▸ **TASK BRIEF**:
Extract each line where the string "Number" shows up.

▸ **SOURCE RECORDS**:
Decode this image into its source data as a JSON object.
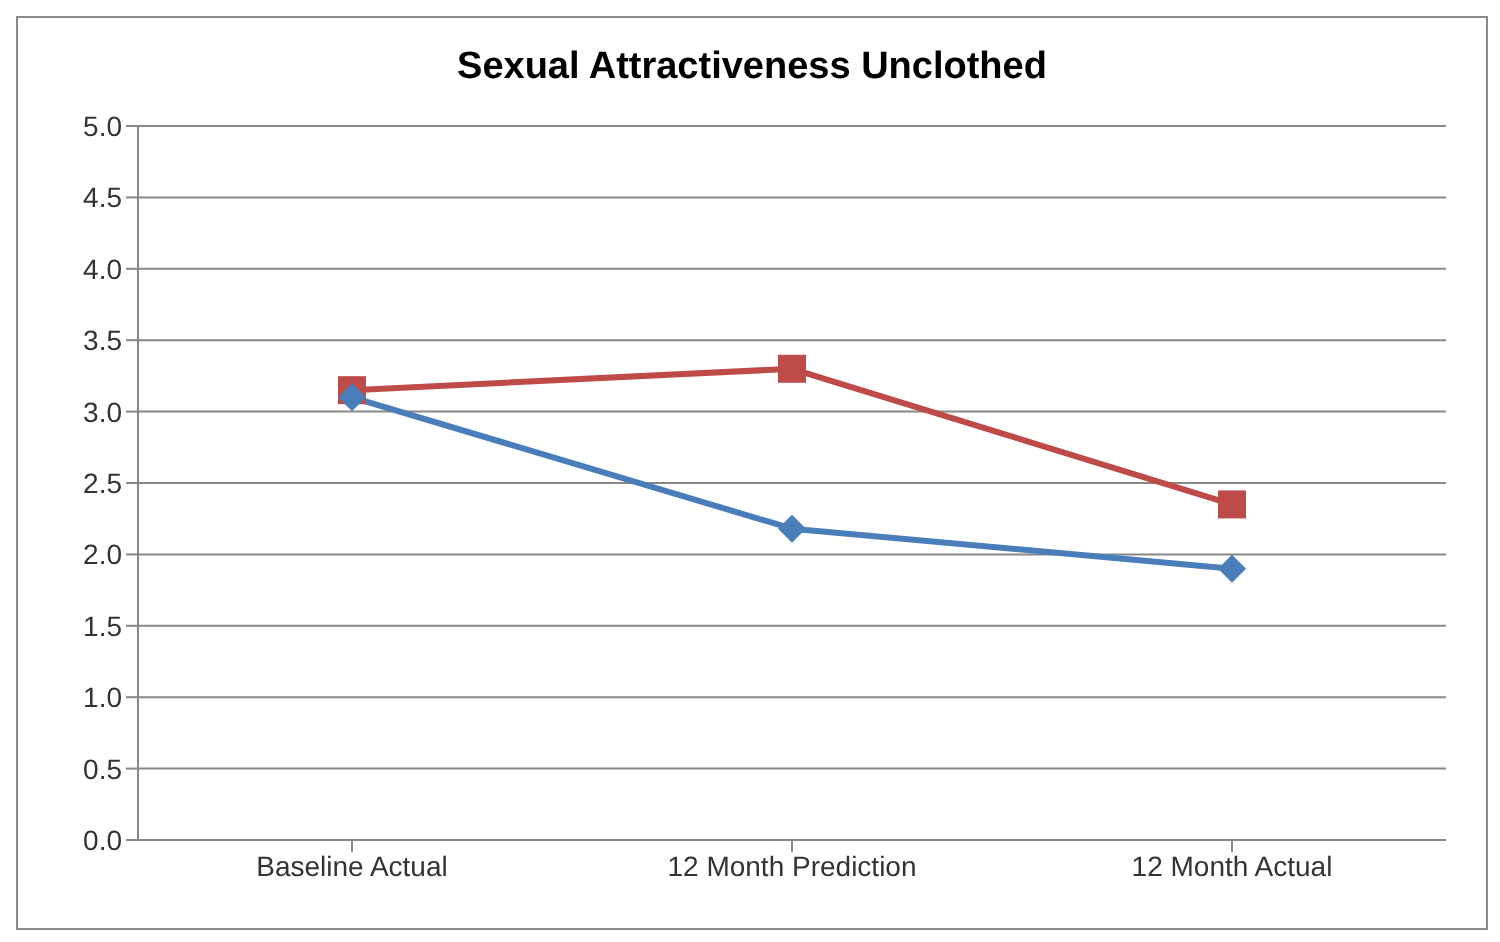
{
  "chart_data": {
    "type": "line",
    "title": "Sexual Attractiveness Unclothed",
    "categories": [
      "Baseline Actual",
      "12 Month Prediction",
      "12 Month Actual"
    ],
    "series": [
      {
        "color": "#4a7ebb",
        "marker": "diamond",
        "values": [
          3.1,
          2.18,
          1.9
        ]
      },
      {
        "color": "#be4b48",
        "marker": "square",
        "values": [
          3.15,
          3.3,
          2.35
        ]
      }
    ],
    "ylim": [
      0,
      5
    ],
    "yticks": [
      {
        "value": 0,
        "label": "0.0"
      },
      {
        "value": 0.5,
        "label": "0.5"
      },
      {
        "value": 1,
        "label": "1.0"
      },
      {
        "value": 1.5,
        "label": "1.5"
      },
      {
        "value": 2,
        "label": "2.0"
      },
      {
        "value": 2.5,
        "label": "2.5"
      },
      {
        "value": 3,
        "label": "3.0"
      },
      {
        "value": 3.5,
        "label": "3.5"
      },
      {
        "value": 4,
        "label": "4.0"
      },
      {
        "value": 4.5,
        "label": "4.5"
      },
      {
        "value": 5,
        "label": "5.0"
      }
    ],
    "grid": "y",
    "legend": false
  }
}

* * *

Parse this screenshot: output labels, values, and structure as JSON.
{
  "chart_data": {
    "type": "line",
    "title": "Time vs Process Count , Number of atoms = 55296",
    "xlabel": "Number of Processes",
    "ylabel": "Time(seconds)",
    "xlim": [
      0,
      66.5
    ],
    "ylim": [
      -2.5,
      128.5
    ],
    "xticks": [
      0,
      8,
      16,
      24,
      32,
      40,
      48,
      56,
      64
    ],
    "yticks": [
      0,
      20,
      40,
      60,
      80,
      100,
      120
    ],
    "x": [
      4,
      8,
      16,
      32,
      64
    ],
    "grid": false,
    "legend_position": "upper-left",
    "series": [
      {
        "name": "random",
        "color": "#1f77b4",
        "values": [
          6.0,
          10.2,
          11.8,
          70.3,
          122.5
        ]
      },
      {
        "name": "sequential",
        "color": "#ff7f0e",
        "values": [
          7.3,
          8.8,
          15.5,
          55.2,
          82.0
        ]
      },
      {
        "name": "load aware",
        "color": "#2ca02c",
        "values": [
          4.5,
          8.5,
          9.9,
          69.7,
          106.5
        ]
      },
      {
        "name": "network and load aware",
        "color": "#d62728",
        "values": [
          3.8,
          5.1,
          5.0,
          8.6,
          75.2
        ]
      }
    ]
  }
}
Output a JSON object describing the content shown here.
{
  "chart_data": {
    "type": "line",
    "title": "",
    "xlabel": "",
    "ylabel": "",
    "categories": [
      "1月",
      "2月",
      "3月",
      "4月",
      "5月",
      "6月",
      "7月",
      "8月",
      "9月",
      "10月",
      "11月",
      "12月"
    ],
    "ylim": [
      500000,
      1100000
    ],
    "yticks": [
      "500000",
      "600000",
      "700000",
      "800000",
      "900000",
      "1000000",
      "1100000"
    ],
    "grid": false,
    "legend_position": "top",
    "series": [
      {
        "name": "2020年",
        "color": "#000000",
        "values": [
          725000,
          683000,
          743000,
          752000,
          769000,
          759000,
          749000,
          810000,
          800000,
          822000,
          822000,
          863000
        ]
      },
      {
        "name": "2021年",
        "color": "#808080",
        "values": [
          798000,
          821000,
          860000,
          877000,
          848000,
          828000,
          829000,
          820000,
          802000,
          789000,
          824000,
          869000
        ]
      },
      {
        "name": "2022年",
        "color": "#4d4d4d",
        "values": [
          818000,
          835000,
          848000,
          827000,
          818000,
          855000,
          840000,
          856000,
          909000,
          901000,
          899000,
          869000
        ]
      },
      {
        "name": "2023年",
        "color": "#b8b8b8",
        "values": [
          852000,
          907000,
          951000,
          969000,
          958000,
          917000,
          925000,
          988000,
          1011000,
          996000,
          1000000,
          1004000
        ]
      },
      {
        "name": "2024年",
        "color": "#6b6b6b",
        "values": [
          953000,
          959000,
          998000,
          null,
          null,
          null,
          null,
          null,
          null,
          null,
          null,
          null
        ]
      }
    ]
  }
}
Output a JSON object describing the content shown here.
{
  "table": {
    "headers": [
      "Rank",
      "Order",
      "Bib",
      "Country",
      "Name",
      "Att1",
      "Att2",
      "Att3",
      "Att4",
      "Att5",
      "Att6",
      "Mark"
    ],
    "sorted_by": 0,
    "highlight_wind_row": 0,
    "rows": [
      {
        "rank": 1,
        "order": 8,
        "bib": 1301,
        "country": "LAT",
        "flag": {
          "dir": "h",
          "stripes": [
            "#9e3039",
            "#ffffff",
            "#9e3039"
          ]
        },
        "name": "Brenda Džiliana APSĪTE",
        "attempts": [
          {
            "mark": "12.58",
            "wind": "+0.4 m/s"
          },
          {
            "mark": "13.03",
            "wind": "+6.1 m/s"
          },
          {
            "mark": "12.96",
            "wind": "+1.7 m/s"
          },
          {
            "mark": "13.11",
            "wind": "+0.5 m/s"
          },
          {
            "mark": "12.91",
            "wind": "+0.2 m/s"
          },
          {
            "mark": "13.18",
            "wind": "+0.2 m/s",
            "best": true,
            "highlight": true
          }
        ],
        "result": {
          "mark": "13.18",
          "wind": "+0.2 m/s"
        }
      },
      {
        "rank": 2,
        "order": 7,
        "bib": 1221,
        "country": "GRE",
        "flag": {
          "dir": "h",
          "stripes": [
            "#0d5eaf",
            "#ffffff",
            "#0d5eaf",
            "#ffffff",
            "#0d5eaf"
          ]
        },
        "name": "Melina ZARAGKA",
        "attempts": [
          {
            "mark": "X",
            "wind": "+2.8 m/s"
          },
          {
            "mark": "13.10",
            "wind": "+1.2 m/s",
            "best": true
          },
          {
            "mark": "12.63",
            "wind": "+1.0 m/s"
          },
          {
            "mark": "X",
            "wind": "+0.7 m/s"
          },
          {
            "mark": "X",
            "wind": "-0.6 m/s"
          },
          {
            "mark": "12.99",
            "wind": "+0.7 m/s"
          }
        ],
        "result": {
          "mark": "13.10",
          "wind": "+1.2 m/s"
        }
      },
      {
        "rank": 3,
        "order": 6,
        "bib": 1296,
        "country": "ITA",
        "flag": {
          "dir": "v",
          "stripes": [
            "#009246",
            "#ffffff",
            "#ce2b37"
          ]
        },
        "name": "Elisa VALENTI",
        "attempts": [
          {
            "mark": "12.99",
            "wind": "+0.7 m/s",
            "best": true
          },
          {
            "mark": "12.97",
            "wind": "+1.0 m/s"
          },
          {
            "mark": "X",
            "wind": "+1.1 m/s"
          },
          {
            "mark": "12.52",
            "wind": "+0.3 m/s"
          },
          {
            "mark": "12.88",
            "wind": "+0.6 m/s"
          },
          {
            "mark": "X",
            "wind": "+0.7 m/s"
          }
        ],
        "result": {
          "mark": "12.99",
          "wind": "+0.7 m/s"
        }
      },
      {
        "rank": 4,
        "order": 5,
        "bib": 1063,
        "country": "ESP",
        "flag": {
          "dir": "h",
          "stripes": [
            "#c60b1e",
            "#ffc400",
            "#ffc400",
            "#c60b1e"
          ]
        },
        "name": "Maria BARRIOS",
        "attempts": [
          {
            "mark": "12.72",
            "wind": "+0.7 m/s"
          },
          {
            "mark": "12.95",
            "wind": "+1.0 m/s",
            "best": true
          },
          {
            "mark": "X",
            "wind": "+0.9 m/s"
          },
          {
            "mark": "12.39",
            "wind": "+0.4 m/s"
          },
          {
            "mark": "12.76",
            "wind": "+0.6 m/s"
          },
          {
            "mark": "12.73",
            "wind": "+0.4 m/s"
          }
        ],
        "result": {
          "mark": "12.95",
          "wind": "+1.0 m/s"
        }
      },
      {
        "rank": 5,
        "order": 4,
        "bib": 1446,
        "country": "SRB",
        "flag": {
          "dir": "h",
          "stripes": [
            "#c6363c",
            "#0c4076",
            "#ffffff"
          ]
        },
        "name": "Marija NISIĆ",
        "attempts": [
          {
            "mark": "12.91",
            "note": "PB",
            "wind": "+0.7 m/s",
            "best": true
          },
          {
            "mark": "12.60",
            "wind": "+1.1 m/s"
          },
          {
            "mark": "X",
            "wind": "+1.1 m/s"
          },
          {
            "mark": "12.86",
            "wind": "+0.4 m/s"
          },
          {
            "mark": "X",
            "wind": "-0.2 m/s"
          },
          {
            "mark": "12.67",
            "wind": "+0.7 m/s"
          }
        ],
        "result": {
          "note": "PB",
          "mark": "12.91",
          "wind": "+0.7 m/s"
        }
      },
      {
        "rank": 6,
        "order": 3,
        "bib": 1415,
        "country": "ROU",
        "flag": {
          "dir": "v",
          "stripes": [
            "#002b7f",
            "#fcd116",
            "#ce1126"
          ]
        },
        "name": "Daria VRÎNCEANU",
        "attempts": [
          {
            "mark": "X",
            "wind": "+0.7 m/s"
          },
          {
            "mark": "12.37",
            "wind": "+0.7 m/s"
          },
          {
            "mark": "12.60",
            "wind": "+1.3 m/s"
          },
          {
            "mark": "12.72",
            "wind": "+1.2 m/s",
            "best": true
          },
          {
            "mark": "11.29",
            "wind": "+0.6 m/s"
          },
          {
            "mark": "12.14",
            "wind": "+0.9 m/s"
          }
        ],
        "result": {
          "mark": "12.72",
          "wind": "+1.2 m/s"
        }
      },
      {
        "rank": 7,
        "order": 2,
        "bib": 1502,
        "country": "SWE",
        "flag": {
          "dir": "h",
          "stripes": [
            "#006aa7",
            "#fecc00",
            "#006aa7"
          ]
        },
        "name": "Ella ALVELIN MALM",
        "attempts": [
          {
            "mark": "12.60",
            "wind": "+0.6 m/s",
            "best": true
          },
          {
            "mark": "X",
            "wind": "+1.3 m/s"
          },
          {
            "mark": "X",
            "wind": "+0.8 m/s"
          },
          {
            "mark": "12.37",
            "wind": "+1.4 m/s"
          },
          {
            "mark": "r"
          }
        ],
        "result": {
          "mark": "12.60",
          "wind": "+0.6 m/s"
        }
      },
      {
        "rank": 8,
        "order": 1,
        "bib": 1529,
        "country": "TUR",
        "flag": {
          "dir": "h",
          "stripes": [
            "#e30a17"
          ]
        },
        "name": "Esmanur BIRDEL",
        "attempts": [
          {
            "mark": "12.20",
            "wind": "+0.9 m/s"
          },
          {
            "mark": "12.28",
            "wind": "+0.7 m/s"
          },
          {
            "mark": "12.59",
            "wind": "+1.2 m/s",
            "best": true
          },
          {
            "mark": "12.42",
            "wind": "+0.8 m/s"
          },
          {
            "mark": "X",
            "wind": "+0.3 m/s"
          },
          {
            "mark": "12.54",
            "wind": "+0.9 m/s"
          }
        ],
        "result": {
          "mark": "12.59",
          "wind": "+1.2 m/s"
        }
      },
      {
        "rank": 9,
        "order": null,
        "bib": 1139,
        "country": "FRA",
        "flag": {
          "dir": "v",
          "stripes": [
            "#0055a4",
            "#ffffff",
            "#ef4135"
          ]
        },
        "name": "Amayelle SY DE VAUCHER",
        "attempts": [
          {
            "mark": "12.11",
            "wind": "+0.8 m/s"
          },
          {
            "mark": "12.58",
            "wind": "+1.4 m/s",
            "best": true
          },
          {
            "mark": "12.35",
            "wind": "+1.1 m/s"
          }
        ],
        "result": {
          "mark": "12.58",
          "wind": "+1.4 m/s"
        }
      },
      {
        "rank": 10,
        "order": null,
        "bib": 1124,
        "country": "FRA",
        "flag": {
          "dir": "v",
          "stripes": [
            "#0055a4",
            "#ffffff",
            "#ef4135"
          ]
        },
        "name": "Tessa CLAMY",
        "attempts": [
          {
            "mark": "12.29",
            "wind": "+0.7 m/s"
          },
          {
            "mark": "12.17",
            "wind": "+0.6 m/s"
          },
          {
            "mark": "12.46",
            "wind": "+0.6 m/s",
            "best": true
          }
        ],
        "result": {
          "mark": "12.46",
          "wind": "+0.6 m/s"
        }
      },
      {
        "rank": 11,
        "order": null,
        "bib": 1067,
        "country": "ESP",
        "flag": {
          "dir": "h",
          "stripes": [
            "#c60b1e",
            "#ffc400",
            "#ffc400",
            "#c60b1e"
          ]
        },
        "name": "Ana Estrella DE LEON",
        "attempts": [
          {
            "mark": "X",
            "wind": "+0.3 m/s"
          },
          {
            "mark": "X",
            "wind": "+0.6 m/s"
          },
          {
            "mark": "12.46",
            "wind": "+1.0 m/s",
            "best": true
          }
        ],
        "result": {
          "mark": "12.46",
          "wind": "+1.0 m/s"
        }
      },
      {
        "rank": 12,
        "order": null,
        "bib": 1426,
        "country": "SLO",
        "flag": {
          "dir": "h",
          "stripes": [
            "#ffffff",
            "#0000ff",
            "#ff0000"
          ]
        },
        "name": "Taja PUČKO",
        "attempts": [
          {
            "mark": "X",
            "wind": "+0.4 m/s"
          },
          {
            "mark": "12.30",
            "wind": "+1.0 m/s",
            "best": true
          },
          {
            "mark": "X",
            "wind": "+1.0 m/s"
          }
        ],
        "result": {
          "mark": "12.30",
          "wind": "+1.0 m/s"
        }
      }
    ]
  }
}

▸ **RESPONSE TO THE EXERCISE**:
    "title": "Time vs Process Count , Number of atoms = 55296",
    "xlabel": "Number of Processes",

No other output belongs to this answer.